------ Entries shown ------

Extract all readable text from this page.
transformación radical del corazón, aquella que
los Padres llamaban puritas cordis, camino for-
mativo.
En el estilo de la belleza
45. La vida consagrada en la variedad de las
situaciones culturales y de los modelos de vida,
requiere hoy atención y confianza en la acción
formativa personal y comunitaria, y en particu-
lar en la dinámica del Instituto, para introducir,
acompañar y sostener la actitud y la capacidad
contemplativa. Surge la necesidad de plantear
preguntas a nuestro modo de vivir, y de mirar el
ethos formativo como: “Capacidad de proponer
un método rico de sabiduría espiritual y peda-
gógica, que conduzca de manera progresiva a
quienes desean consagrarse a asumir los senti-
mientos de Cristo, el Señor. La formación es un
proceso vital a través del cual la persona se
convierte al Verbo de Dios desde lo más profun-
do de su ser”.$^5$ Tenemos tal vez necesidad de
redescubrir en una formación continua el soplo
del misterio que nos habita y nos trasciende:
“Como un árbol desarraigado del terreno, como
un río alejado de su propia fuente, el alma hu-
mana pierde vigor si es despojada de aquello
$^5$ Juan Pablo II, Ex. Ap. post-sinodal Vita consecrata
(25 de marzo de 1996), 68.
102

------

=== Task instructions ===
Write the material out again in its entirety, exactly as shown.

=== Result below ===
Extract all readable text from this page.
transformación radical del corazón, aquella que
los Padres llamaban puritas cordis, camino for-
mativo.
En el estilo de la belleza
45. La vida consagrada en la variedad de las
situaciones culturales y de los modelos de vida,
requiere hoy atención y confianza en la acción
formativa personal y comunitaria, y en particu-
lar en la dinámica del Instituto, para introducir,
acompañar y sostener la actitud y la capacidad
contemplativa. Surge la necesidad de plantear
preguntas a nuestro modo de vivir, y de mirar el
ethos formativo como: “Capacidad de proponer
un método rico de sabiduría espiritual y peda-
gógica, que conduzca de manera progresiva a
quienes desean consagrarse a asumir los senti-
mientos de Cristo, el Señor. La formación es un
proceso vital a través del cual la persona se
convierte al Verbo de Dios desde lo más profun-
do de su ser”.$^5$ Tenemos tal vez necesidad de
redescubrir en una formación continua el soplo
del misterio que nos habita y nos trasciende:
“Como un árbol desarraigado del terreno, como
un río alejado de su propia fuente, el alma hu-
mana pierde vigor si es despojada de aquello
$^5$ Juan Pablo II, Ex. Ap. post-sinodal Vita consecrata
(25 de marzo de 1996), 68.
102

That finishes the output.